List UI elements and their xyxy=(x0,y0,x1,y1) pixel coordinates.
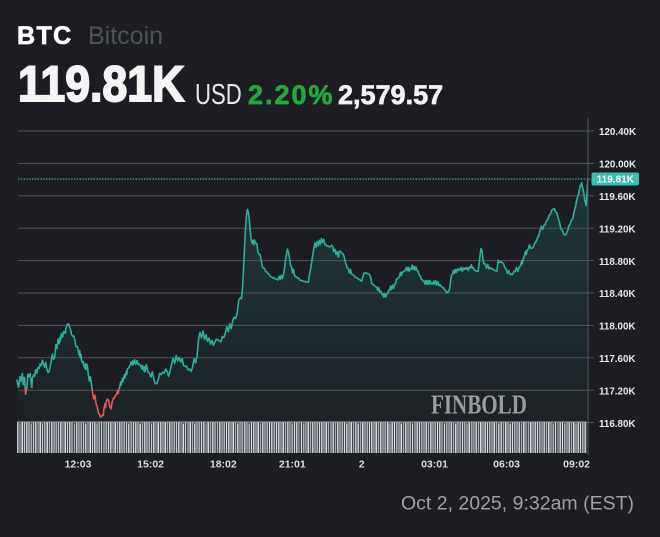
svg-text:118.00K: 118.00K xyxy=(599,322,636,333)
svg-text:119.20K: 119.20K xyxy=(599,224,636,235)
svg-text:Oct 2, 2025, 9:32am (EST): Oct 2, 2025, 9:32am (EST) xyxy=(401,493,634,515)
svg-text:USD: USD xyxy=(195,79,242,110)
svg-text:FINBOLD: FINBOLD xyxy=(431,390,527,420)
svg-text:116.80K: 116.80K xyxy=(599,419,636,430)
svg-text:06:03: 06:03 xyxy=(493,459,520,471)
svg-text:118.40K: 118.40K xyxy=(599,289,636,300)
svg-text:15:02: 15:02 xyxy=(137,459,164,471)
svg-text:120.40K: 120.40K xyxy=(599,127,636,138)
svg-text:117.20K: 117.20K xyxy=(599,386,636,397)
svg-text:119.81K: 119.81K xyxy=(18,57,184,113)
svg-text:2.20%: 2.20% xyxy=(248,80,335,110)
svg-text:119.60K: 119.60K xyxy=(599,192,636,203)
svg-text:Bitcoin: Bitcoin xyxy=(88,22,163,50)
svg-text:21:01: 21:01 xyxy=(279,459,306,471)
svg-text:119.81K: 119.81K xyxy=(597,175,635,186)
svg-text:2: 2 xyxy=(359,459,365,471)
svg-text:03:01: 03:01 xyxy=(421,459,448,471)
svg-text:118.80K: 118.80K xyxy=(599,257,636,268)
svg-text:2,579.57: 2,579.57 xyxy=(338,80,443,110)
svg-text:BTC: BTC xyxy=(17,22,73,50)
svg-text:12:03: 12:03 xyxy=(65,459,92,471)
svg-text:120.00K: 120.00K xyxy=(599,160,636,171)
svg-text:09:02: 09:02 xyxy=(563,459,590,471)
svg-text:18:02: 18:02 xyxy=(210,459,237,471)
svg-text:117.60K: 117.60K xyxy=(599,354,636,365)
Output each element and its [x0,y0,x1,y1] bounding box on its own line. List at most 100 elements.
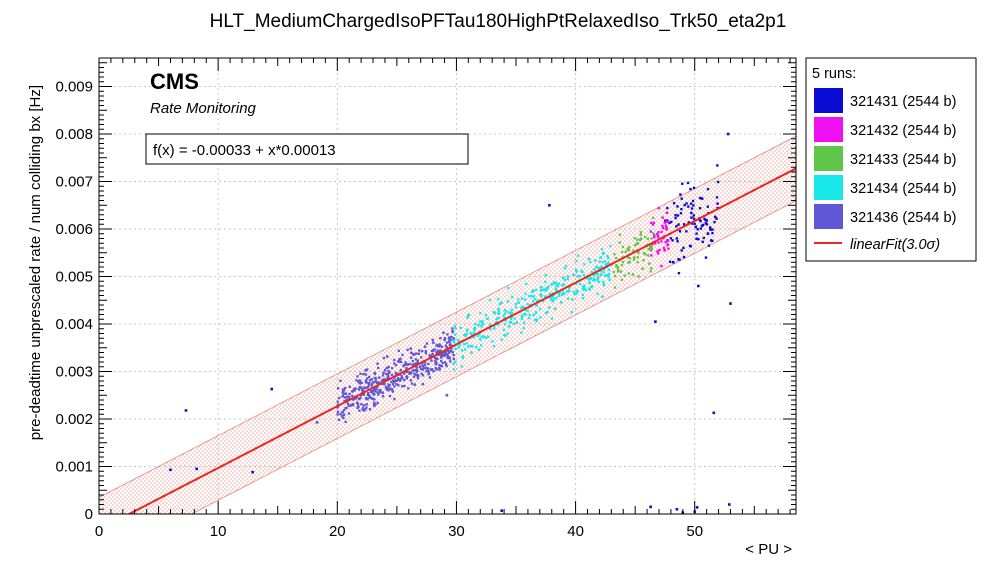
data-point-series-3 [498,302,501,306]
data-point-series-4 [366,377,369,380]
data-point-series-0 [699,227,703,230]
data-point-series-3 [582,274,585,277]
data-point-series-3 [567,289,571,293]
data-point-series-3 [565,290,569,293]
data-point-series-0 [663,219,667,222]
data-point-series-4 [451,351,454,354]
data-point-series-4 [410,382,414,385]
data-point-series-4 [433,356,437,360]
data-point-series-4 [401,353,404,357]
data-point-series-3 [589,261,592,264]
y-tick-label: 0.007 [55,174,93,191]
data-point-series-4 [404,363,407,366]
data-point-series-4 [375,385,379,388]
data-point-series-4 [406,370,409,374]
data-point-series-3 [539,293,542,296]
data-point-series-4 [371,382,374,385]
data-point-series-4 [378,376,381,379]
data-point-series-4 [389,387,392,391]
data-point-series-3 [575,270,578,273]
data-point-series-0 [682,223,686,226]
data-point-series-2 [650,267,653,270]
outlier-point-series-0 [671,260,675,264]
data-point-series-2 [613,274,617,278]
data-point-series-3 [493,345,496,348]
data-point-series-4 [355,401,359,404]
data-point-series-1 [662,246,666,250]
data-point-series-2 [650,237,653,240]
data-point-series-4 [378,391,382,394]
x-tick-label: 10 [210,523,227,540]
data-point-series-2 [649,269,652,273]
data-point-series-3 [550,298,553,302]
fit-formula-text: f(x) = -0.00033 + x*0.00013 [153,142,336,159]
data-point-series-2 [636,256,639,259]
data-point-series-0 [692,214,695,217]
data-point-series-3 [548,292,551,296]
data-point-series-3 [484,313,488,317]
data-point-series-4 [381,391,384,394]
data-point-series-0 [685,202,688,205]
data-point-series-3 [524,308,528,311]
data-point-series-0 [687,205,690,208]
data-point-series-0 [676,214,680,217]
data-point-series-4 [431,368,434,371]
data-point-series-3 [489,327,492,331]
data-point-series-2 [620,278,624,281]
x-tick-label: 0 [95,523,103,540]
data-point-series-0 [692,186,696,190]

SHORT EXERCISE >>
Reproduce the material above line for line, omitting the pictures.

SOLVED PROBLEM >>
List UI elements and their xyxy=(x0,y0,x1,y1) pixel coordinates.
svg-text:118.00K: 118.00K xyxy=(599,322,636,333)
svg-text:119.20K: 119.20K xyxy=(599,224,636,235)
svg-text:Oct 2, 2025, 9:32am (EST): Oct 2, 2025, 9:32am (EST) xyxy=(401,493,634,515)
svg-text:USD: USD xyxy=(195,79,242,110)
svg-text:FINBOLD: FINBOLD xyxy=(431,390,527,420)
svg-text:116.80K: 116.80K xyxy=(599,419,636,430)
svg-text:06:03: 06:03 xyxy=(493,459,520,471)
svg-text:118.40K: 118.40K xyxy=(599,289,636,300)
svg-text:15:02: 15:02 xyxy=(137,459,164,471)
svg-text:120.40K: 120.40K xyxy=(599,127,636,138)
svg-text:117.20K: 117.20K xyxy=(599,386,636,397)
svg-text:119.81K: 119.81K xyxy=(18,57,184,113)
svg-text:2.20%: 2.20% xyxy=(248,80,335,110)
svg-text:119.60K: 119.60K xyxy=(599,192,636,203)
svg-text:Bitcoin: Bitcoin xyxy=(88,22,163,50)
svg-text:21:01: 21:01 xyxy=(279,459,306,471)
svg-text:119.81K: 119.81K xyxy=(597,175,635,186)
svg-text:2: 2 xyxy=(359,459,365,471)
svg-text:03:01: 03:01 xyxy=(421,459,448,471)
svg-text:118.80K: 118.80K xyxy=(599,257,636,268)
svg-text:2,579.57: 2,579.57 xyxy=(338,80,443,110)
svg-text:BTC: BTC xyxy=(17,22,73,50)
svg-text:12:03: 12:03 xyxy=(65,459,92,471)
svg-text:120.00K: 120.00K xyxy=(599,160,636,171)
svg-text:09:02: 09:02 xyxy=(563,459,590,471)
svg-text:18:02: 18:02 xyxy=(210,459,237,471)
svg-text:117.60K: 117.60K xyxy=(599,354,636,365)
Output each element and its [x0,y0,x1,y1] bounding box on its own line. List at most 100 elements.
data-point-series-3 [498,302,501,306]
data-point-series-4 [366,377,369,380]
data-point-series-0 [699,227,703,230]
data-point-series-3 [582,274,585,277]
data-point-series-3 [567,289,571,293]
data-point-series-3 [565,290,569,293]
data-point-series-0 [663,219,667,222]
data-point-series-4 [451,351,454,354]
data-point-series-4 [410,382,414,385]
data-point-series-4 [433,356,437,360]
data-point-series-4 [401,353,404,357]
data-point-series-3 [589,261,592,264]
y-tick-label: 0.007 [55,174,93,191]
data-point-series-4 [404,363,407,366]
data-point-series-4 [375,385,379,388]
data-point-series-4 [406,370,409,374]
data-point-series-3 [539,293,542,296]
data-point-series-4 [371,382,374,385]
data-point-series-4 [378,376,381,379]
data-point-series-4 [389,387,392,391]
data-point-series-3 [575,270,578,273]
data-point-series-0 [682,223,686,226]
data-point-series-2 [650,267,653,270]
outlier-point-series-0 [671,260,675,264]
data-point-series-2 [613,274,617,278]
data-point-series-3 [493,345,496,348]
data-point-series-4 [355,401,359,404]
data-point-series-1 [662,246,666,250]
data-point-series-2 [650,237,653,240]
data-point-series-4 [378,391,382,394]
x-tick-label: 10 [210,523,227,540]
data-point-series-2 [649,269,652,273]
data-point-series-3 [550,298,553,302]
fit-formula-text: f(x) = -0.00033 + x*0.00013 [153,142,336,159]
data-point-series-2 [636,256,639,259]
data-point-series-0 [692,214,695,217]
data-point-series-3 [548,292,551,296]
data-point-series-3 [484,313,488,317]
data-point-series-4 [381,391,384,394]
data-point-series-0 [685,202,688,205]
data-point-series-3 [524,308,528,311]
data-point-series-0 [687,205,690,208]
data-point-series-0 [676,214,680,217]
data-point-series-4 [431,368,434,371]
data-point-series-3 [489,327,492,331]
data-point-series-2 [620,278,624,281]
x-tick-label: 0 [95,523,103,540]
data-point-series-0 [692,186,696,190]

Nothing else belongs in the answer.